→ **DATASET ROWS**:
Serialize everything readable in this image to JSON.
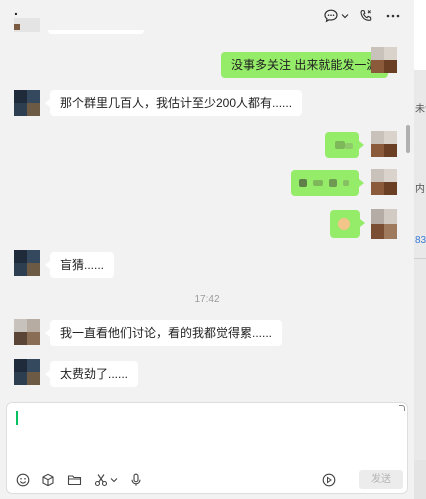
{
  "header": {
    "title": "."
  },
  "messages": [
    {
      "side": "right",
      "text": "没事多关注 出来就能发一波"
    },
    {
      "side": "left",
      "text": "那个群里几百人，我估计至少200人都有......"
    },
    {
      "side": "right",
      "text": "",
      "pixelated": true
    },
    {
      "side": "right",
      "text": "",
      "pixelated": true
    },
    {
      "side": "right",
      "text": "",
      "pixelated": true
    },
    {
      "side": "left",
      "text": "盲猜......"
    },
    {
      "side": "left",
      "text": "我一直看他们讨论，看的我都觉得累......"
    },
    {
      "side": "left",
      "text": "太费劲了......"
    }
  ],
  "timestamp": "17:42",
  "composer": {
    "text": "",
    "send_label": "发送",
    "toolbar_icons": [
      "emoji-icon",
      "cube-icon",
      "folder-icon",
      "scissors-icon",
      "microphone-icon",
      "voice-input-icon"
    ]
  },
  "header_icons": [
    "chat-bubble-icon",
    "chevron-down-icon",
    "phone-icon",
    "more-icon"
  ],
  "colors": {
    "self_bubble": "#95ec69",
    "other_bubble": "#ffffff",
    "background": "#f2f2f2",
    "caret": "#07c160",
    "send_disabled_bg": "#ececec"
  },
  "right_strip": {
    "chars": [
      "未读",
      "内",
      "83"
    ]
  }
}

→ **WHAT NEEDS TO BE DONE**:
Report all lines of the data that include the word "text".

→ **COMPLETE OUTPUT**:
      "text": "没事多关注 出来就能发一波"
      "text": "那个群里几百人，我估计至少200人都有......"
      "text": "",
      "text": "",
      "text": "",
      "text": "盲猜......"
      "text": "我一直看他们讨论，看的我都觉得累......"
      "text": "太费劲了......"
    "text": "",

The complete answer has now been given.